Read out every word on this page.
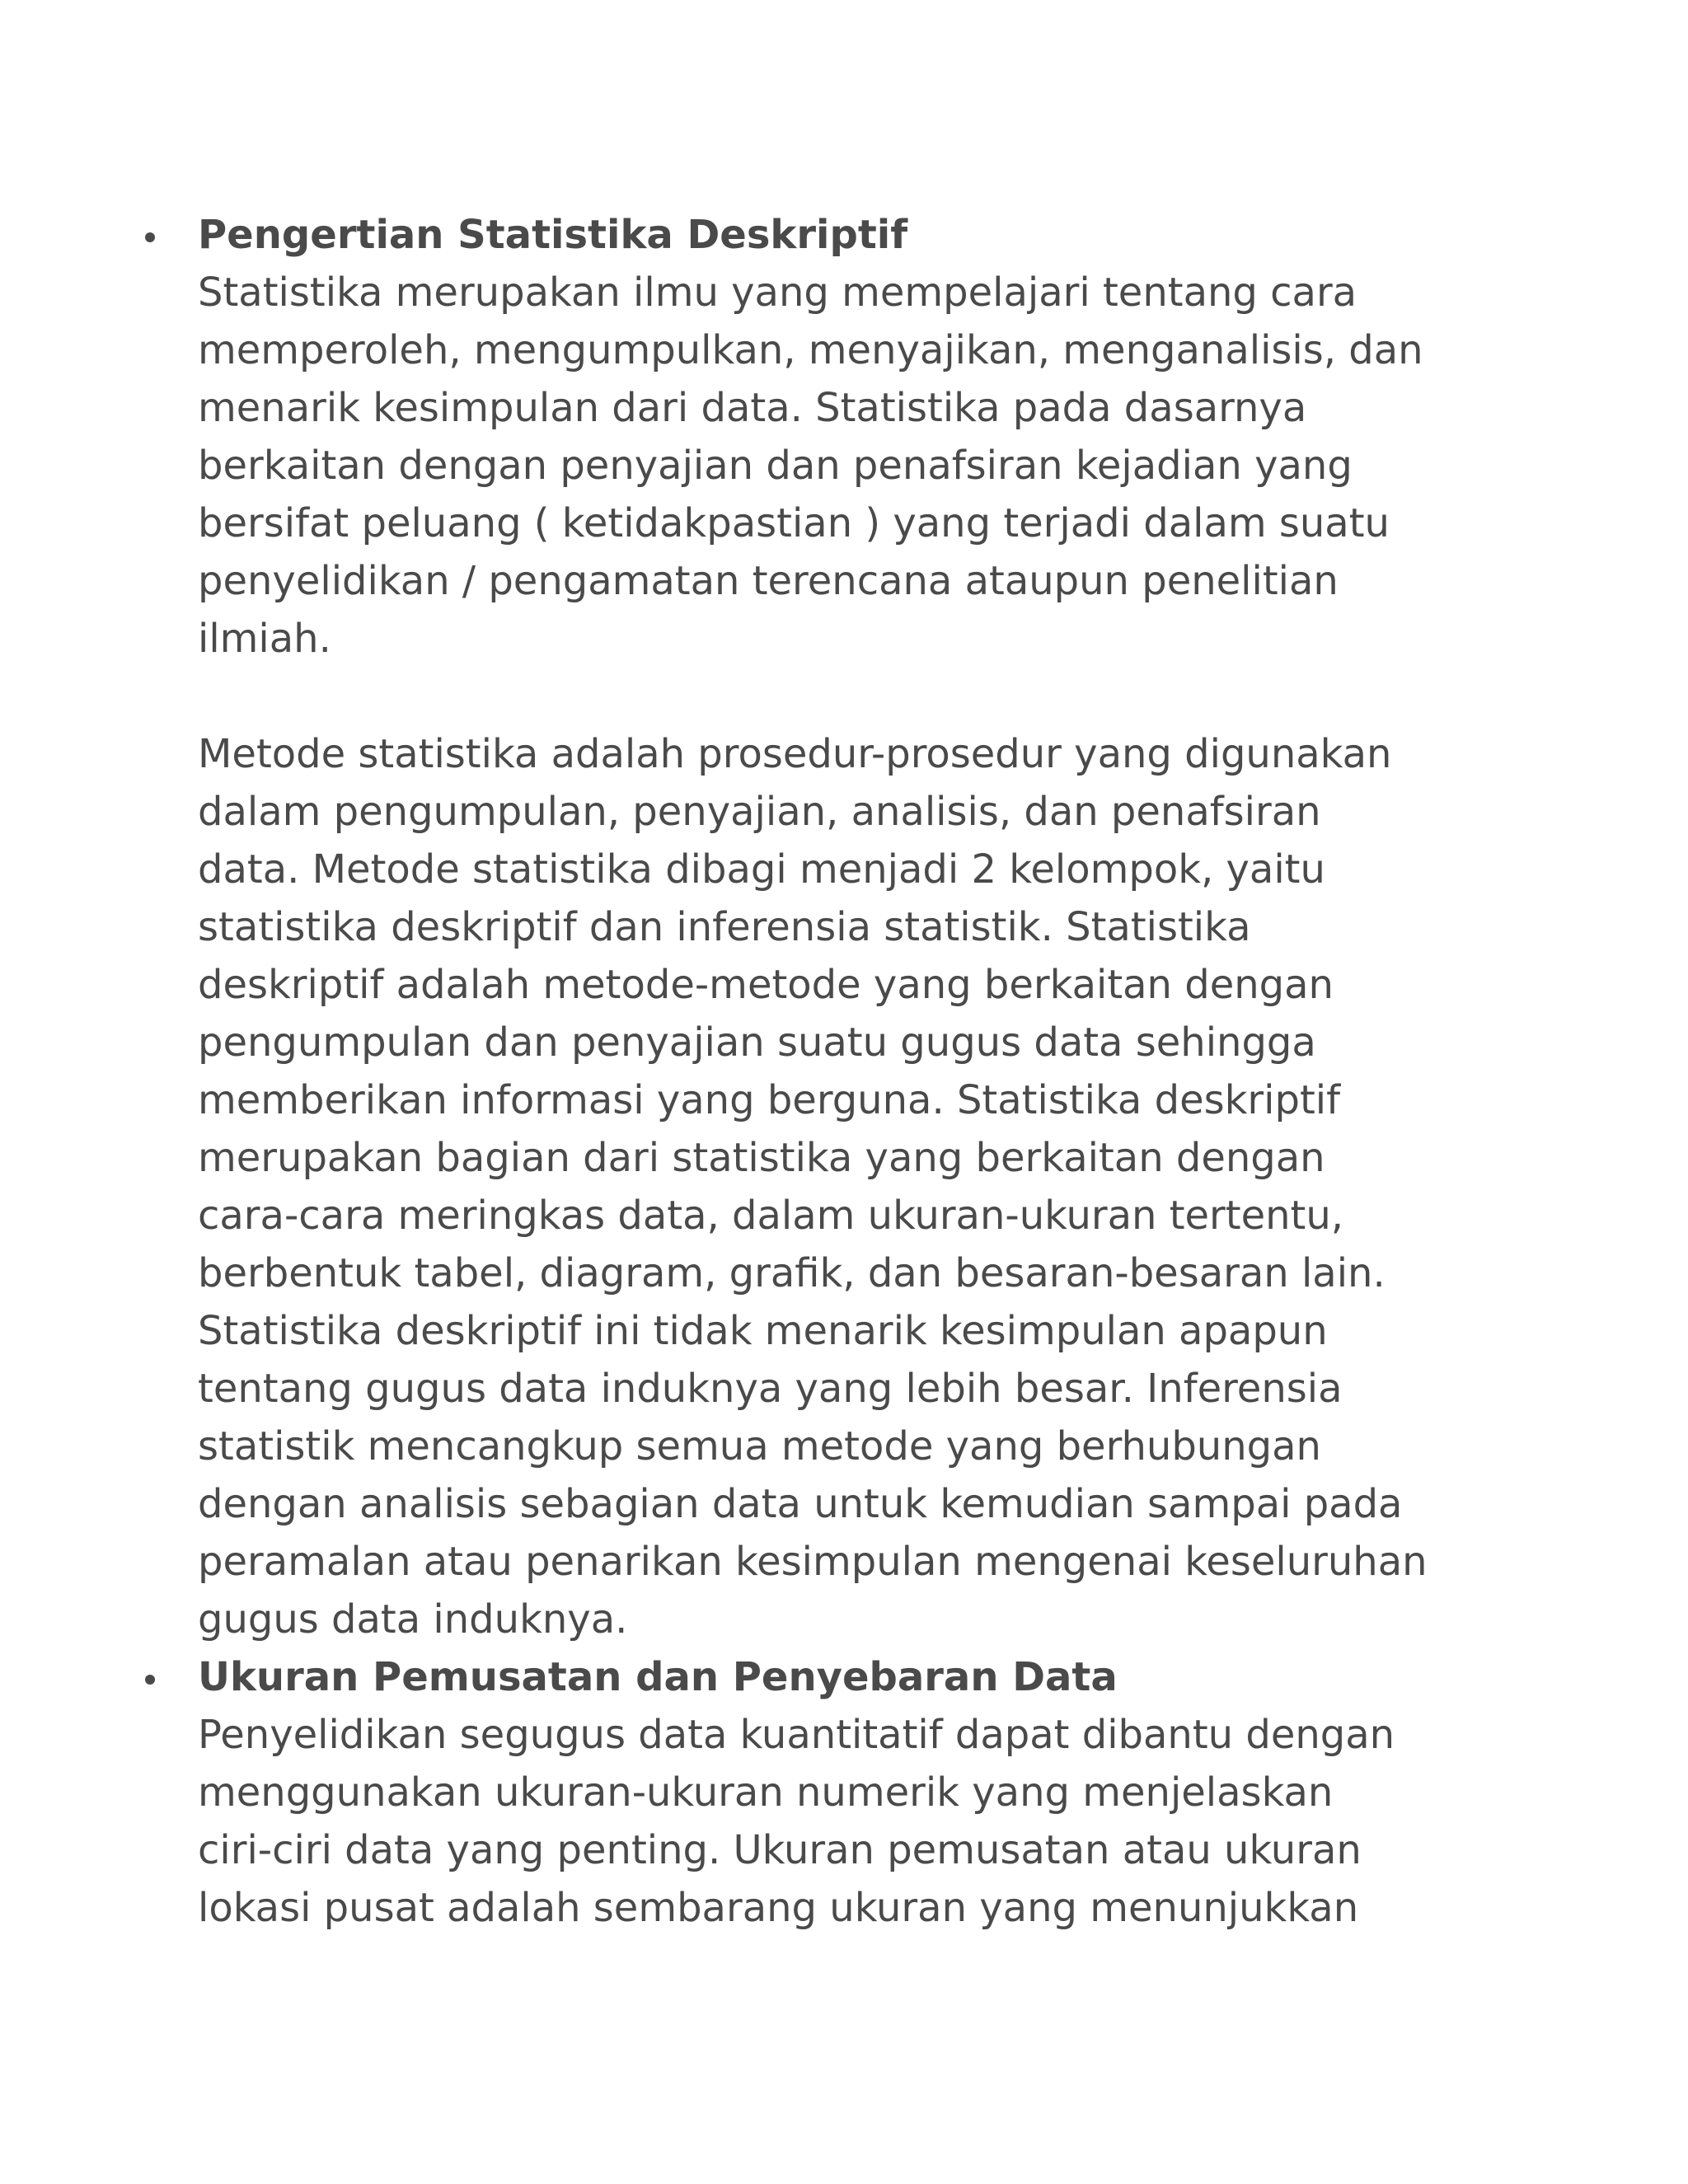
Pengertian Statistika Deskriptif
Statistika merupakan ilmu yang mempelajari tentang cara
memperoleh, mengumpulkan, menyajikan, menganalisis, dan
menarik kesimpulan dari data. Statistika pada dasarnya
berkaitan dengan penyajian dan penafsiran kejadian yang
bersifat peluang ( ketidakpastian ) yang terjadi dalam suatu
penyelidikan / pengamatan terencana ataupun penelitian
ilmiah.
Metode statistika adalah prosedur-prosedur yang digunakan
dalam pengumpulan, penyajian, analisis, dan penafsiran
data. Metode statistika dibagi menjadi 2 kelompok, yaitu
statistika deskriptif dan inferensia statistik. Statistika
deskriptif adalah metode-metode yang berkaitan dengan
pengumpulan dan penyajian suatu gugus data sehingga
memberikan informasi yang berguna. Statistika deskriptif
merupakan bagian dari statistika yang berkaitan dengan
cara-cara meringkas data, dalam ukuran-ukuran tertentu,
berbentuk tabel, diagram, grafik, dan besaran-besaran lain.
Statistika deskriptif ini tidak menarik kesimpulan apapun
tentang gugus data induknya yang lebih besar. Inferensia
statistik mencangkup semua metode yang berhubungan
dengan analisis sebagian data untuk kemudian sampai pada
peramalan atau penarikan kesimpulan mengenai keseluruhan
gugus data induknya.
Ukuran Pemusatan dan Penyebaran Data
Penyelidikan segugus data kuantitatif dapat dibantu dengan
menggunakan ukuran-ukuran numerik yang menjelaskan
ciri-ciri data yang penting. Ukuran pemusatan atau ukuran
lokasi pusat adalah sembarang ukuran yang menunjukkan
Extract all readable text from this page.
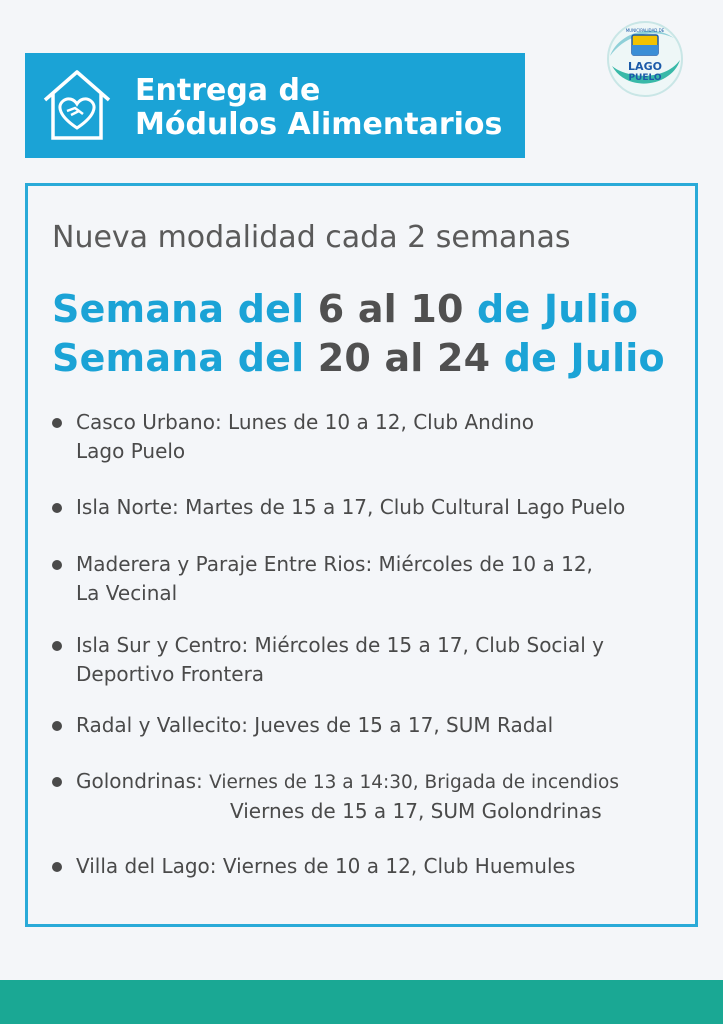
Entrega de
Módulos Alimentarios
MUNICIPALIDAD DE
LAGO
PUELO
Nueva modalidad cada 2 semanas
Semana del 6 al 10 de Julio
Semana del 20 al 24 de Julio
Casco Urbano: Lunes de 10 a 12, Club Andino
Lago Puelo
Isla Norte: Martes de 15 a 17, Club Cultural Lago Puelo
Maderera y Paraje Entre Rios: Miércoles de 10 a 12,
La Vecinal
Isla Sur y Centro: Miércoles de 15 a 17, Club Social y
Deportivo Frontera
Radal y Vallecito: Jueves de 15 a 17, SUM Radal
Golondrinas: Viernes de 13 a 14:30, Brigada de incendios
Viernes de 15 a 17, SUM Golondrinas
Villa del Lago: Viernes de 10 a 12, Club Huemules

--------------------------------------------------

• [Problem] Lines that include the word "Viernes" are to be extracted from the data above.

• [Reply to the task]
Golondrinas: Viernes de 13 a 14:30, Brigada de incendios
Viernes de 15 a 17, SUM Golondrinas
Villa del Lago: Viernes de 10 a 12, Club Huemules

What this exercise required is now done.